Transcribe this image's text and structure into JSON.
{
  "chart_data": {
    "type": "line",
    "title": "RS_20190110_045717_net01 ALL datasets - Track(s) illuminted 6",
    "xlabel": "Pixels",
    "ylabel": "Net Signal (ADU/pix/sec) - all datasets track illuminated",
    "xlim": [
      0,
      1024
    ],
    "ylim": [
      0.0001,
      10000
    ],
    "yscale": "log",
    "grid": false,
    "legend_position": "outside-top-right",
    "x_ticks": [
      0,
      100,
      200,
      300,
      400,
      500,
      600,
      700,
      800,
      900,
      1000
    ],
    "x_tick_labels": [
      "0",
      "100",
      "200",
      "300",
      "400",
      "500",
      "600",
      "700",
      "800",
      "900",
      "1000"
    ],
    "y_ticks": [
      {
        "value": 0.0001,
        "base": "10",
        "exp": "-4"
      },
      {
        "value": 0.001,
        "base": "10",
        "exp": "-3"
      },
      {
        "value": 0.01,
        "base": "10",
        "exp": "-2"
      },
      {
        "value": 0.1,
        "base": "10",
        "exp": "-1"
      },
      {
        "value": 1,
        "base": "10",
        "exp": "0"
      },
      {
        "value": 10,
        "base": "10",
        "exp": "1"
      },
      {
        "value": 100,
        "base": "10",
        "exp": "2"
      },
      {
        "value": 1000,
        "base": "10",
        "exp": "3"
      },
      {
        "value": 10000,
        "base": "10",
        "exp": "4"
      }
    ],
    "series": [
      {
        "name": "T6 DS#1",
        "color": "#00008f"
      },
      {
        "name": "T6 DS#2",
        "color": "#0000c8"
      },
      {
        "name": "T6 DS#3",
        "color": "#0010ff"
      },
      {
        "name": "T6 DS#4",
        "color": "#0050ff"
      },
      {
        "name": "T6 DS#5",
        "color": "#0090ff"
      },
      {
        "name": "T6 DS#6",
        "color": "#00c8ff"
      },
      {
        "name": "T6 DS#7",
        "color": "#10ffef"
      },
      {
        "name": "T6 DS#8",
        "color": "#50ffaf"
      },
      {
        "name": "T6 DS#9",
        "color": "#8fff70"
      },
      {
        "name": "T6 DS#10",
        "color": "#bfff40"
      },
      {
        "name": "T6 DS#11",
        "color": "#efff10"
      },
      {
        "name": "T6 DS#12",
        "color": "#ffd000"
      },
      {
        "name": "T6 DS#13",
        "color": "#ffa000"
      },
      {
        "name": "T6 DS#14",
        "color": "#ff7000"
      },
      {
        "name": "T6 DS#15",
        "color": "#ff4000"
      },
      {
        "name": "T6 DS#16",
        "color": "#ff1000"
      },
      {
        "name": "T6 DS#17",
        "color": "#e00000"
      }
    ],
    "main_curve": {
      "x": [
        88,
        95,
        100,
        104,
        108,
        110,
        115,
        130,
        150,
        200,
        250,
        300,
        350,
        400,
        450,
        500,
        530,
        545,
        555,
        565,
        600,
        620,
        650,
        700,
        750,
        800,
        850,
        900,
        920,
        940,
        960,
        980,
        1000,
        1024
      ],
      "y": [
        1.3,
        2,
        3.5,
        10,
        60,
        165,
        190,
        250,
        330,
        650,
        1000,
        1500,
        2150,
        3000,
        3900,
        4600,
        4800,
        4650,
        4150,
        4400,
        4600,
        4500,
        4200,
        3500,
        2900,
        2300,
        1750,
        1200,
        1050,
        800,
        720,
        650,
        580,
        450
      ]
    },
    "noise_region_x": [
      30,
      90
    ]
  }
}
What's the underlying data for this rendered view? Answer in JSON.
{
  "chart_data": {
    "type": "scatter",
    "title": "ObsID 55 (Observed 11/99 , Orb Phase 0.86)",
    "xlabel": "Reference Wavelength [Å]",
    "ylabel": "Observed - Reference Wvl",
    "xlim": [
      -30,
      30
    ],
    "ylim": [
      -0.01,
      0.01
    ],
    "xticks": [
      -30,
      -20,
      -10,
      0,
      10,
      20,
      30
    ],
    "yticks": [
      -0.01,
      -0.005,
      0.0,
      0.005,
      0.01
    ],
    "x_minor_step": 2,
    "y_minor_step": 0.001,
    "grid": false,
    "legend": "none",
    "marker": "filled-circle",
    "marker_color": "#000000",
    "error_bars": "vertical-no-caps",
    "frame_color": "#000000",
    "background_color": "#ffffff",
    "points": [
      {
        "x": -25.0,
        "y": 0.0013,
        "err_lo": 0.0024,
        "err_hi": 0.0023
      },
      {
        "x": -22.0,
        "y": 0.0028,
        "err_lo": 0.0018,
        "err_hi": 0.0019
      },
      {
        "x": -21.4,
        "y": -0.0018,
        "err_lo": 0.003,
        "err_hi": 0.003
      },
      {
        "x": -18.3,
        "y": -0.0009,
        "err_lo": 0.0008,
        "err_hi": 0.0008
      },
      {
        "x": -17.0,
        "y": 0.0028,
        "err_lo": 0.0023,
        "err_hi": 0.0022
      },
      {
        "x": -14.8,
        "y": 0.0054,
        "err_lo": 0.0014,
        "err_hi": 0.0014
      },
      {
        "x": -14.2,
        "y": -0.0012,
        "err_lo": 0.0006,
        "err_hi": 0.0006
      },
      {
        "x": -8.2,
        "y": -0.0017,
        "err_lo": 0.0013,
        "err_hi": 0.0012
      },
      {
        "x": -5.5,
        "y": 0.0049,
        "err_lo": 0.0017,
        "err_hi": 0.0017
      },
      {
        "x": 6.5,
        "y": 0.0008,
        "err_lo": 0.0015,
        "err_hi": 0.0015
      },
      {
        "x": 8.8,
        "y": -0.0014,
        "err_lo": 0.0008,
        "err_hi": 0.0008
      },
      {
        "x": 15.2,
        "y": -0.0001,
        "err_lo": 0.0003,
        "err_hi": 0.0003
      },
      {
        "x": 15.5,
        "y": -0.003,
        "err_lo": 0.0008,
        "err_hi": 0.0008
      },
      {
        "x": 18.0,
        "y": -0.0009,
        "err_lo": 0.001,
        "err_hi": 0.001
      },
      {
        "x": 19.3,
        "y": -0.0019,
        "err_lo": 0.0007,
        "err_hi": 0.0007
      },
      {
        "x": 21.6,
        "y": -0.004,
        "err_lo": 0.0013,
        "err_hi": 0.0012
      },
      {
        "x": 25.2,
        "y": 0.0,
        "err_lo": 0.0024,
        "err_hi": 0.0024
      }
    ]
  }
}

☆ ☆ ☆ ☆

> **GIVEN REQUEST**: Extract all of the material exactly as it is written.

> **EXERCISE ANSWER**:
Transcribe this image's text and structure into JSON.
{
  "chart_data": {
    "type": "line",
    "title": "RS_20190110_045717_net01 ALL datasets - Track(s) illuminted 6",
    "xlabel": "Pixels",
    "ylabel": "Net Signal (ADU/pix/sec) - all datasets track illuminated",
    "xlim": [
      0,
      1024
    ],
    "ylim": [
      0.0001,
      10000
    ],
    "yscale": "log",
    "grid": false,
    "legend_position": "outside-top-right",
    "x_ticks": [
      0,
      100,
      200,
      300,
      400,
      500,
      600,
      700,
      800,
      900,
      1000
    ],
    "x_tick_labels": [
      "0",
      "100",
      "200",
      "300",
      "400",
      "500",
      "600",
      "700",
      "800",
      "900",
      "1000"
    ],
    "y_ticks": [
      {
        "value": 0.0001,
        "base": "10",
        "exp": "-4"
      },
      {
        "value": 0.001,
        "base": "10",
        "exp": "-3"
      },
      {
        "value": 0.01,
        "base": "10",
        "exp": "-2"
      },
      {
        "value": 0.1,
        "base": "10",
        "exp": "-1"
      },
      {
        "value": 1,
        "base": "10",
        "exp": "0"
      },
      {
        "value": 10,
        "base": "10",
        "exp": "1"
      },
      {
        "value": 100,
        "base": "10",
        "exp": "2"
      },
      {
        "value": 1000,
        "base": "10",
        "exp": "3"
      },
      {
        "value": 10000,
        "base": "10",
        "exp": "4"
      }
    ],
    "series": [
      {
        "name": "T6 DS#1",
        "color": "#00008f"
      },
      {
        "name": "T6 DS#2",
        "color": "#0000c8"
      },
      {
        "name": "T6 DS#3",
        "color": "#0010ff"
      },
      {
        "name": "T6 DS#4",
        "color": "#0050ff"
      },
      {
        "name": "T6 DS#5",
        "color": "#0090ff"
      },
      {
        "name": "T6 DS#6",
        "color": "#00c8ff"
      },
      {
        "name": "T6 DS#7",
        "color": "#10ffef"
      },
      {
        "name": "T6 DS#8",
        "color": "#50ffaf"
      },
      {
        "name": "T6 DS#9",
        "color": "#8fff70"
      },
      {
        "name": "T6 DS#10",
        "color": "#bfff40"
      },
      {
        "name": "T6 DS#11",
        "color": "#efff10"
      },
      {
        "name": "T6 DS#12",
        "color": "#ffd000"
      },
      {
        "name": "T6 DS#13",
        "color": "#ffa000"
      },
      {
        "name": "T6 DS#14",
        "color": "#ff7000"
      },
      {
        "name": "T6 DS#15",
        "color": "#ff4000"
      },
      {
        "name": "T6 DS#16",
        "color": "#ff1000"
      },
      {
        "name": "T6 DS#17",
        "color": "#e00000"
      }
    ],
    "main_curve": {
      "x": [
        88,
        95,
        100,
        104,
        108,
        110,
        115,
        130,
        150,
        200,
        250,
        300,
        350,
        400,
        450,
        500,
        530,
        545,
        555,
        565,
        600,
        620,
        650,
        700,
        750,
        800,
        850,
        900,
        920,
        940,
        960,
        980,
        1000,
        1024
      ],
      "y": [
        1.3,
        2,
        3.5,
        10,
        60,
        165,
        190,
        250,
        330,
        650,
        1000,
        1500,
        2150,
        3000,
        3900,
        4600,
        4800,
        4650,
        4150,
        4400,
        4600,
        4500,
        4200,
        3500,
        2900,
        2300,
        1750,
        1200,
        1050,
        800,
        720,
        650,
        580,
        450
      ]
    },
    "noise_region_x": [
      30,
      90
    ]
  }
}
What's the underlying data for this rendered view? Answer in JSON.
{
  "chart_data": {
    "type": "scatter",
    "title": "ObsID 55 (Observed 11/99 , Orb Phase 0.86)",
    "xlabel": "Reference Wavelength [Å]",
    "ylabel": "Observed - Reference Wvl",
    "xlim": [
      -30,
      30
    ],
    "ylim": [
      -0.01,
      0.01
    ],
    "xticks": [
      -30,
      -20,
      -10,
      0,
      10,
      20,
      30
    ],
    "yticks": [
      -0.01,
      -0.005,
      0.0,
      0.005,
      0.01
    ],
    "x_minor_step": 2,
    "y_minor_step": 0.001,
    "grid": false,
    "legend": "none",
    "marker": "filled-circle",
    "marker_color": "#000000",
    "error_bars": "vertical-no-caps",
    "frame_color": "#000000",
    "background_color": "#ffffff",
    "points": [
      {
        "x": -25.0,
        "y": 0.0013,
        "err_lo": 0.0024,
        "err_hi": 0.0023
      },
      {
        "x": -22.0,
        "y": 0.0028,
        "err_lo": 0.0018,
        "err_hi": 0.0019
      },
      {
        "x": -21.4,
        "y": -0.0018,
        "err_lo": 0.003,
        "err_hi": 0.003
      },
      {
        "x": -18.3,
        "y": -0.0009,
        "err_lo": 0.0008,
        "err_hi": 0.0008
      },
      {
        "x": -17.0,
        "y": 0.0028,
        "err_lo": 0.0023,
        "err_hi": 0.0022
      },
      {
        "x": -14.8,
        "y": 0.0054,
        "err_lo": 0.0014,
        "err_hi": 0.0014
      },
      {
        "x": -14.2,
        "y": -0.0012,
        "err_lo": 0.0006,
        "err_hi": 0.0006
      },
      {
        "x": -8.2,
        "y": -0.0017,
        "err_lo": 0.0013,
        "err_hi": 0.0012
      },
      {
        "x": -5.5,
        "y": 0.0049,
        "err_lo": 0.0017,
        "err_hi": 0.0017
      },
      {
        "x": 6.5,
        "y": 0.0008,
        "err_lo": 0.0015,
        "err_hi": 0.0015
      },
      {
        "x": 8.8,
        "y": -0.0014,
        "err_lo": 0.0008,
        "err_hi": 0.0008
      },
      {
        "x": 15.2,
        "y": -0.0001,
        "err_lo": 0.0003,
        "err_hi": 0.0003
      },
      {
        "x": 15.5,
        "y": -0.003,
        "err_lo": 0.0008,
        "err_hi": 0.0008
      },
      {
        "x": 18.0,
        "y": -0.0009,
        "err_lo": 0.001,
        "err_hi": 0.001
      },
      {
        "x": 19.3,
        "y": -0.0019,
        "err_lo": 0.0007,
        "err_hi": 0.0007
      },
      {
        "x": 21.6,
        "y": -0.004,
        "err_lo": 0.0013,
        "err_hi": 0.0012
      },
      {
        "x": 25.2,
        "y": 0.0,
        "err_lo": 0.0024,
        "err_hi": 0.0024
      }
    ]
  }
}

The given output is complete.